## Your objective
Produce a word-for-word copy of the listing below without its pictures.

▬▬▬▬▬▬▬▬▬▬

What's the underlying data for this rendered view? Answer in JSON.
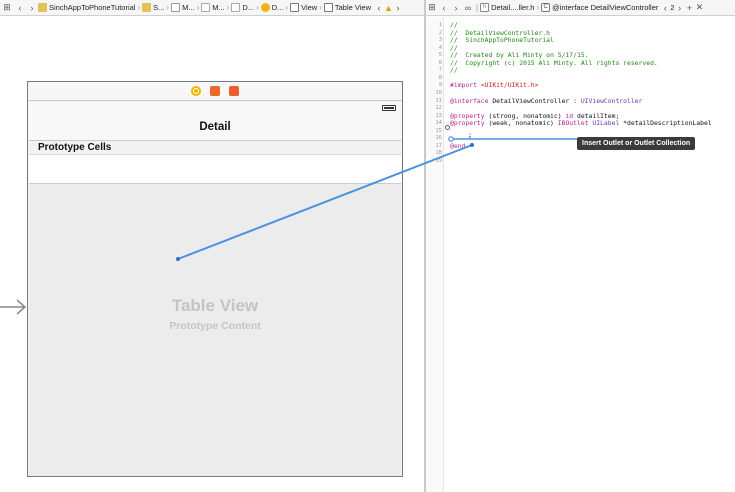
{
  "left_jumpbar": {
    "crumbs": [
      {
        "label": "SinchAppToPhoneTutorial",
        "icon": "folder-icon"
      },
      {
        "label": "S...",
        "icon": "folder-icon"
      },
      {
        "label": "M...",
        "icon": "file-icon"
      },
      {
        "label": "M...",
        "icon": "storyboard-icon"
      },
      {
        "label": "D...",
        "icon": "scene-icon"
      },
      {
        "label": "D...",
        "icon": "view-controller-icon"
      },
      {
        "label": "View",
        "icon": "view-icon"
      },
      {
        "label": "Table View",
        "icon": "table-view-icon"
      }
    ]
  },
  "right_jumpbar": {
    "file_label": "Detail....ller.h",
    "symbol_label": "@interface DetailViewController",
    "counter": "2"
  },
  "storyboard": {
    "nav_title": "Detail",
    "prototype_header": "Prototype Cells",
    "table_view_title": "Table View",
    "table_view_subtitle": "Prototype Content"
  },
  "editor": {
    "lines": [
      {
        "n": "1",
        "segments": [
          {
            "c": "cm",
            "t": "//"
          }
        ]
      },
      {
        "n": "2",
        "segments": [
          {
            "c": "cm",
            "t": "//  DetailViewController.h"
          }
        ]
      },
      {
        "n": "3",
        "segments": [
          {
            "c": "cm",
            "t": "//  SinchAppToPhoneTutorial"
          }
        ]
      },
      {
        "n": "4",
        "segments": [
          {
            "c": "cm",
            "t": "//"
          }
        ]
      },
      {
        "n": "5",
        "segments": [
          {
            "c": "cm",
            "t": "//  Created by Ali Minty on 5/17/15."
          }
        ]
      },
      {
        "n": "6",
        "segments": [
          {
            "c": "cm",
            "t": "//  Copyright (c) 2015 Ali Minty. All rights reserved."
          }
        ]
      },
      {
        "n": "7",
        "segments": [
          {
            "c": "cm",
            "t": "//"
          }
        ]
      },
      {
        "n": "8",
        "segments": []
      },
      {
        "n": "9",
        "segments": [
          {
            "c": "kw",
            "t": "#import "
          },
          {
            "c": "str",
            "t": "<UIKit/UIKit.h>"
          }
        ]
      },
      {
        "n": "10",
        "segments": []
      },
      {
        "n": "11",
        "segments": [
          {
            "c": "kw",
            "t": "@interface "
          },
          {
            "c": "pl",
            "t": "DetailViewController : "
          },
          {
            "c": "tp",
            "t": "UIViewController"
          }
        ]
      },
      {
        "n": "12",
        "segments": []
      },
      {
        "n": "13",
        "segments": [
          {
            "c": "kw",
            "t": "@property "
          },
          {
            "c": "pl",
            "t": "(strong, nonatomic) "
          },
          {
            "c": "kw",
            "t": "id"
          },
          {
            "c": "pl",
            "t": " detailItem;"
          }
        ]
      },
      {
        "n": "14",
        "segments": [
          {
            "c": "kw",
            "t": "@property "
          },
          {
            "c": "pl",
            "t": "(weak, nonatomic) "
          },
          {
            "c": "kw",
            "t": "IBOutlet "
          },
          {
            "c": "tp",
            "t": "UILabel"
          },
          {
            "c": "pl",
            "t": " *detailDescriptionLabel"
          }
        ]
      },
      {
        "n": "15",
        "segments": []
      },
      {
        "n": "16",
        "segments": []
      },
      {
        "n": "17",
        "segments": [
          {
            "c": "kw",
            "t": "@end"
          }
        ]
      },
      {
        "n": "18",
        "segments": []
      },
      {
        "n": "19",
        "segments": []
      }
    ],
    "cursor_text": ";",
    "tooltip": "Insert Outlet or Outlet Collection"
  }
}
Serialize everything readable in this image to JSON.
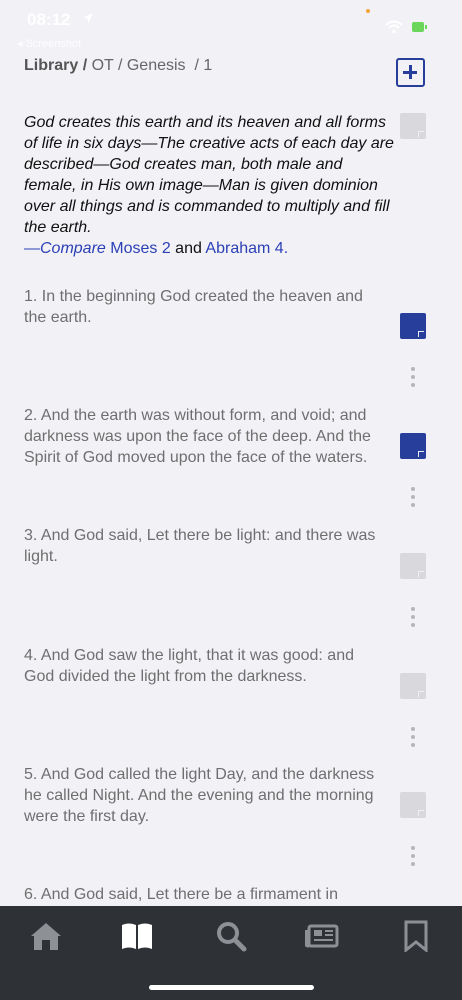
{
  "status": {
    "time": "08:12",
    "back_app": "◂ Screenshot",
    "icons": [
      "location-arrow-icon",
      "wifi-icon",
      "battery-icon"
    ]
  },
  "breadcrumb": {
    "library": "Library",
    "separator": " / ",
    "path": "OT / Genesis",
    "chapter": "/ 1"
  },
  "summary": {
    "text": "God creates this earth and its heaven and all forms of life in six days—The creative acts of each day are described—God creates man, both male and female, in His own image—Man is given dominion over all things and is commanded to multiply and fill the earth.",
    "compare_prefix": "—Compare ",
    "link1": "Moses 2",
    "and": " and ",
    "link2": "Abraham 4."
  },
  "verses": [
    {
      "text": "1. In the beginning God created the heaven and the earth.",
      "note": "filled"
    },
    {
      "text": "2. And the earth was without form, and void; and darkness was upon the face of the deep. And the Spirit of God moved upon the face of the waters.",
      "note": "filled"
    },
    {
      "text": "3. And God said, Let there be light: and there was light.",
      "note": "empty"
    },
    {
      "text": "4. And God saw the light, that it was good: and God divided the light from the darkness.",
      "note": "empty"
    },
    {
      "text": "5. And God called the light Day, and the darkness he called Night. And the evening and the morning were the first day.",
      "note": "empty"
    },
    {
      "text": "6. And God said, Let there be a firmament in",
      "note": "none"
    }
  ],
  "tabs": [
    "home-icon",
    "book-icon",
    "search-icon",
    "news-icon",
    "bookmark-icon"
  ],
  "colors": {
    "accent": "#283e9b",
    "link": "#2c40b6",
    "tabbar": "#2e3237",
    "background": "#f2f1f6"
  }
}
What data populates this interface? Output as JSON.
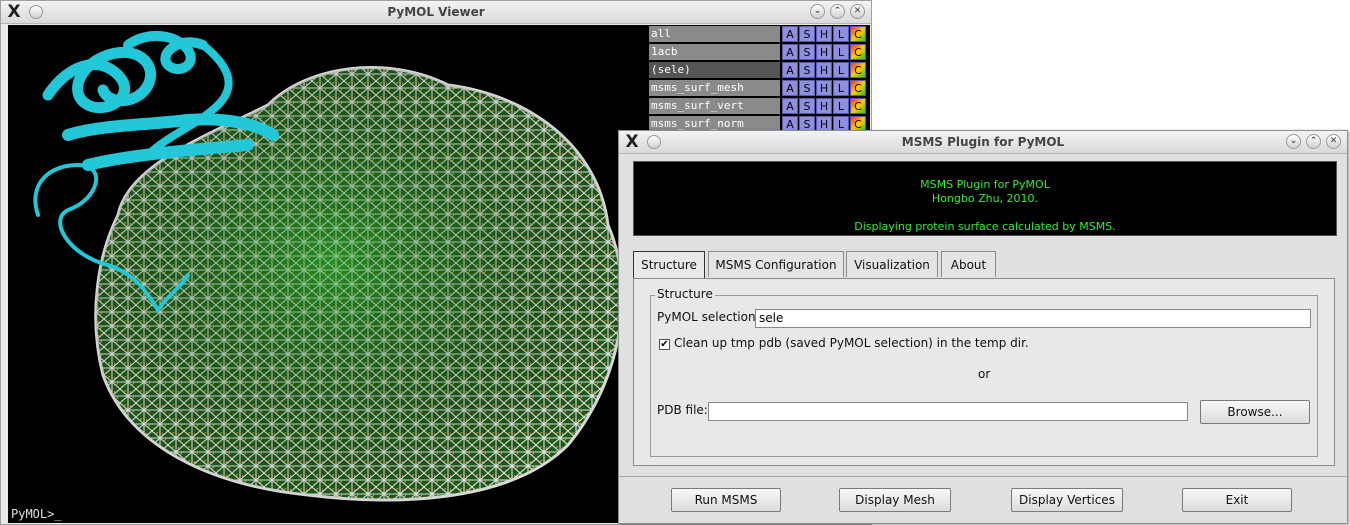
{
  "pymol": {
    "title": "PyMOL Viewer",
    "command_prompt": "PyMOL>_",
    "objects": [
      {
        "name": "all"
      },
      {
        "name": "1acb"
      },
      {
        "name": "(sele)"
      },
      {
        "name": "msms_surf_mesh"
      },
      {
        "name": "msms_surf_vert"
      },
      {
        "name": "msms_surf_norm"
      }
    ],
    "object_buttons": [
      "A",
      "S",
      "H",
      "L",
      "C"
    ]
  },
  "msms": {
    "title": "MSMS Plugin for PyMOL",
    "banner": {
      "line1": "MSMS Plugin for PyMOL",
      "line2": "Hongbo Zhu, 2010.",
      "line3": "Displaying protein surface calculated by MSMS."
    },
    "tabs": [
      "Structure",
      "MSMS Configuration",
      "Visualization",
      "About"
    ],
    "structure": {
      "group_label": "Structure",
      "pymol_selection_label": "PyMOL selection:",
      "pymol_selection_value": "sele",
      "cleanup_label": "Clean up tmp pdb (saved PyMOL selection) in the temp dir.",
      "cleanup_checked": true,
      "or_text": "or",
      "pdb_file_label": "PDB file:",
      "pdb_file_value": "",
      "browse_label": "Browse..."
    },
    "buttons": {
      "run": "Run MSMS",
      "display_mesh": "Display Mesh",
      "display_vertices": "Display Vertices",
      "exit": "Exit"
    }
  },
  "colors": {
    "banner_text": "#33ee33",
    "ribbon": "#22c8d8",
    "mesh": "#e8e8e8",
    "normals": "#e89a20"
  }
}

▬▬▬▬▬▬▬▬▬▬

## Task output
What's the underlying data for this rendered view? Answer in JSON.
{
  "left_jumpbar": {
    "crumbs": [
      {
        "label": "SinchAppToPhoneTutorial",
        "icon": "folder-icon"
      },
      {
        "label": "S...",
        "icon": "folder-icon"
      },
      {
        "label": "M...",
        "icon": "file-icon"
      },
      {
        "label": "M...",
        "icon": "storyboard-icon"
      },
      {
        "label": "D...",
        "icon": "scene-icon"
      },
      {
        "label": "D...",
        "icon": "view-controller-icon"
      },
      {
        "label": "View",
        "icon": "view-icon"
      },
      {
        "label": "Table View",
        "icon": "table-view-icon"
      }
    ]
  },
  "right_jumpbar": {
    "file_label": "Detail....ller.h",
    "symbol_label": "@interface DetailViewController",
    "counter": "2"
  },
  "storyboard": {
    "nav_title": "Detail",
    "prototype_header": "Prototype Cells",
    "table_view_title": "Table View",
    "table_view_subtitle": "Prototype Content"
  },
  "editor": {
    "lines": [
      {
        "n": "1",
        "segments": [
          {
            "c": "cm",
            "t": "//"
          }
        ]
      },
      {
        "n": "2",
        "segments": [
          {
            "c": "cm",
            "t": "//  DetailViewController.h"
          }
        ]
      },
      {
        "n": "3",
        "segments": [
          {
            "c": "cm",
            "t": "//  SinchAppToPhoneTutorial"
          }
        ]
      },
      {
        "n": "4",
        "segments": [
          {
            "c": "cm",
            "t": "//"
          }
        ]
      },
      {
        "n": "5",
        "segments": [
          {
            "c": "cm",
            "t": "//  Created by Ali Minty on 5/17/15."
          }
        ]
      },
      {
        "n": "6",
        "segments": [
          {
            "c": "cm",
            "t": "//  Copyright (c) 2015 Ali Minty. All rights reserved."
          }
        ]
      },
      {
        "n": "7",
        "segments": [
          {
            "c": "cm",
            "t": "//"
          }
        ]
      },
      {
        "n": "8",
        "segments": []
      },
      {
        "n": "9",
        "segments": [
          {
            "c": "kw",
            "t": "#import "
          },
          {
            "c": "str",
            "t": "<UIKit/UIKit.h>"
          }
        ]
      },
      {
        "n": "10",
        "segments": []
      },
      {
        "n": "11",
        "segments": [
          {
            "c": "kw",
            "t": "@interface "
          },
          {
            "c": "pl",
            "t": "DetailViewController : "
          },
          {
            "c": "tp",
            "t": "UIViewController"
          }
        ]
      },
      {
        "n": "12",
        "segments": []
      },
      {
        "n": "13",
        "segments": [
          {
            "c": "kw",
            "t": "@property "
          },
          {
            "c": "pl",
            "t": "(strong, nonatomic) "
          },
          {
            "c": "kw",
            "t": "id"
          },
          {
            "c": "pl",
            "t": " detailItem;"
          }
        ]
      },
      {
        "n": "14",
        "segments": [
          {
            "c": "kw",
            "t": "@property "
          },
          {
            "c": "pl",
            "t": "(weak, nonatomic) "
          },
          {
            "c": "kw",
            "t": "IBOutlet "
          },
          {
            "c": "tp",
            "t": "UILabel"
          },
          {
            "c": "pl",
            "t": " *detailDescriptionLabel"
          }
        ]
      },
      {
        "n": "15",
        "segments": []
      },
      {
        "n": "16",
        "segments": []
      },
      {
        "n": "17",
        "segments": [
          {
            "c": "kw",
            "t": "@end"
          }
        ]
      },
      {
        "n": "18",
        "segments": []
      },
      {
        "n": "19",
        "segments": []
      }
    ],
    "cursor_text": ";",
    "tooltip": "Insert Outlet or Outlet Collection"
  }
}
Serialize everything readable in this image to JSON.
{
  "status": {
    "time": "08:12",
    "back_app": "◂ Screenshot",
    "icons": [
      "location-arrow-icon",
      "wifi-icon",
      "battery-icon"
    ]
  },
  "breadcrumb": {
    "library": "Library",
    "separator": " / ",
    "path": "OT / Genesis",
    "chapter": "/ 1"
  },
  "summary": {
    "text": "God creates this earth and its heaven and all forms of life in six days—The creative acts of each day are described—God creates man, both male and female, in His own image—Man is given dominion over all things and is commanded to multiply and fill the earth.",
    "compare_prefix": "—Compare ",
    "link1": "Moses 2",
    "and": " and ",
    "link2": "Abraham 4."
  },
  "verses": [
    {
      "text": "1. In the beginning God created the heaven and the earth.",
      "note": "filled"
    },
    {
      "text": "2. And the earth was without form, and void; and darkness was upon the face of the deep. And the Spirit of God moved upon the face of the waters.",
      "note": "filled"
    },
    {
      "text": "3. And God said, Let there be light: and there was light.",
      "note": "empty"
    },
    {
      "text": "4. And God saw the light, that it was good: and God divided the light from the darkness.",
      "note": "empty"
    },
    {
      "text": "5. And God called the light Day, and the darkness he called Night. And the evening and the morning were the first day.",
      "note": "empty"
    },
    {
      "text": "6. And God said, Let there be a firmament in",
      "note": "none"
    }
  ],
  "tabs": [
    "home-icon",
    "book-icon",
    "search-icon",
    "news-icon",
    "bookmark-icon"
  ],
  "colors": {
    "accent": "#283e9b",
    "link": "#2c40b6",
    "tabbar": "#2e3237",
    "background": "#f2f1f6"
  }
}
What data populates this interface? Output as JSON.
{
  "pymol": {
    "title": "PyMOL Viewer",
    "command_prompt": "PyMOL>_",
    "objects": [
      {
        "name": "all"
      },
      {
        "name": "1acb"
      },
      {
        "name": "(sele)"
      },
      {
        "name": "msms_surf_mesh"
      },
      {
        "name": "msms_surf_vert"
      },
      {
        "name": "msms_surf_norm"
      }
    ],
    "object_buttons": [
      "A",
      "S",
      "H",
      "L",
      "C"
    ]
  },
  "msms": {
    "title": "MSMS Plugin for PyMOL",
    "banner": {
      "line1": "MSMS Plugin for PyMOL",
      "line2": "Hongbo Zhu, 2010.",
      "line3": "Displaying protein surface calculated by MSMS."
    },
    "tabs": [
      "Structure",
      "MSMS Configuration",
      "Visualization",
      "About"
    ],
    "structure": {
      "group_label": "Structure",
      "pymol_selection_label": "PyMOL selection:",
      "pymol_selection_value": "sele",
      "cleanup_label": "Clean up tmp pdb (saved PyMOL selection) in the temp dir.",
      "cleanup_checked": true,
      "or_text": "or",
      "pdb_file_label": "PDB file:",
      "pdb_file_value": "",
      "browse_label": "Browse..."
    },
    "buttons": {
      "run": "Run MSMS",
      "display_mesh": "Display Mesh",
      "display_vertices": "Display Vertices",
      "exit": "Exit"
    }
  },
  "colors": {
    "banner_text": "#33ee33",
    "ribbon": "#22c8d8",
    "mesh": "#e8e8e8",
    "normals": "#e89a20"
  }
}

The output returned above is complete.